===== DATA ROWS
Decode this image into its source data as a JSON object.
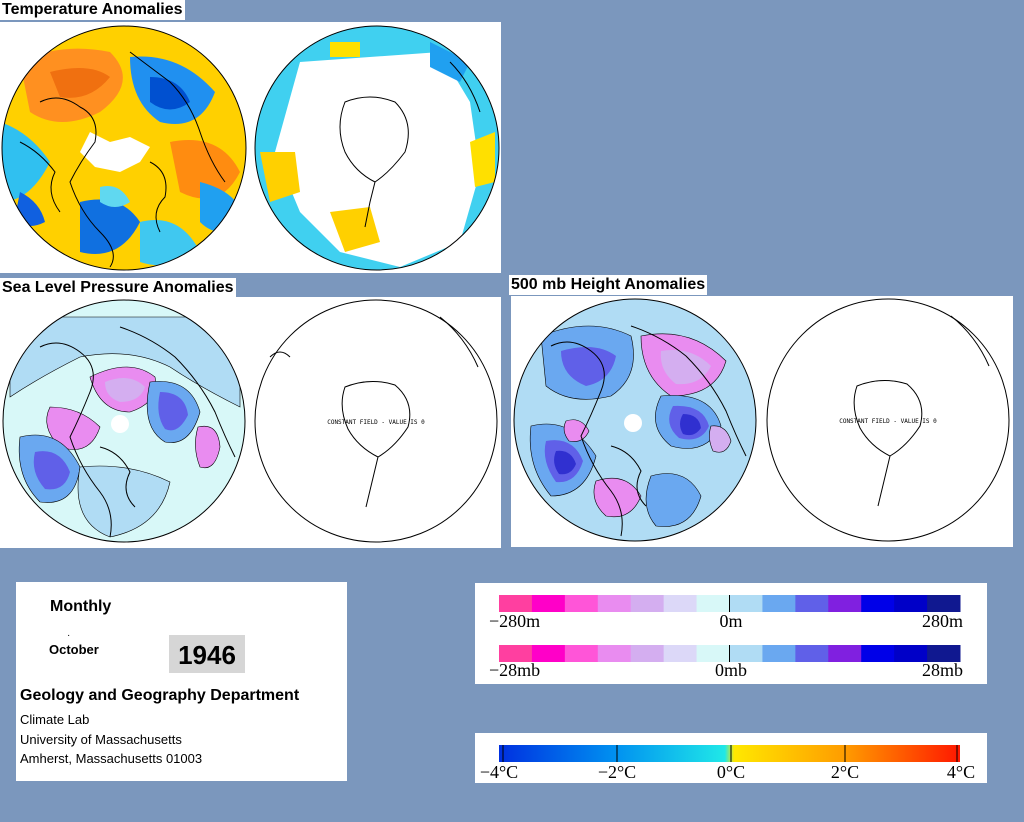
{
  "sections": {
    "temperature": {
      "title": "Temperature Anomalies"
    },
    "slp": {
      "title": "Sea Level Pressure Anomalies",
      "south_note": "CONSTANT FIELD - VALUE IS 0"
    },
    "height500": {
      "title": "500 mb Height Anomalies",
      "south_note": "CONSTANT FIELD - VALUE IS 0"
    }
  },
  "info": {
    "period": "Monthly",
    "dot": "·",
    "month": "October",
    "year": "1946",
    "department": "Geology and Geography Department",
    "lab": "Climate Lab",
    "university": "University of Massachusetts",
    "address": "Amherst, Massachusetts 01003"
  },
  "legends": {
    "height": {
      "left": "−280m",
      "mid": "0m",
      "right": "280m"
    },
    "pressure": {
      "left": "−28mb",
      "mid": "0mb",
      "right": "28mb"
    },
    "temperature": {
      "labels": [
        "−4°C",
        "−2°C",
        "0°C",
        "2°C",
        "4°C"
      ]
    }
  },
  "colors": {
    "background": "#7b97bd",
    "pressure_scale": [
      "#ff3fa0",
      "#ff00c8",
      "#ff55d8",
      "#e98cf0",
      "#d4aef0",
      "#dcd8f8",
      "#d8f8f8",
      "#b0dcf4",
      "#6aa8f0",
      "#6060e8",
      "#8020e0",
      "#0000e8",
      "#0000c8",
      "#101890"
    ],
    "temperature_scale": [
      "#0030e0",
      "#0080f0",
      "#00c8f0",
      "#20e0e8",
      "#ffe000",
      "#ffb000",
      "#ff7000",
      "#ff2000"
    ]
  }
}
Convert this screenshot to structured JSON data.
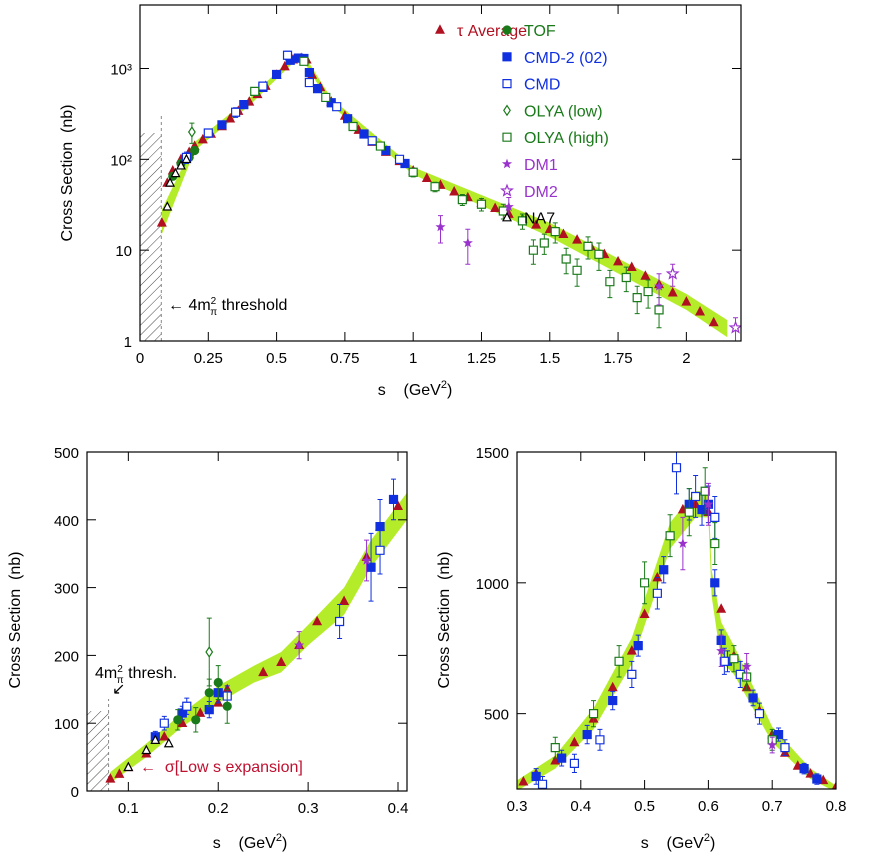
==========
● **THE EXERCISE**
Which lines hold the word "Anomalies"? Copy every one of them.

● **THE SOLUTION**
      "title": "Temperature Anomalies"
      "title": "Sea Level Pressure Anomalies",
      "title": "500 mb Height Anomalies",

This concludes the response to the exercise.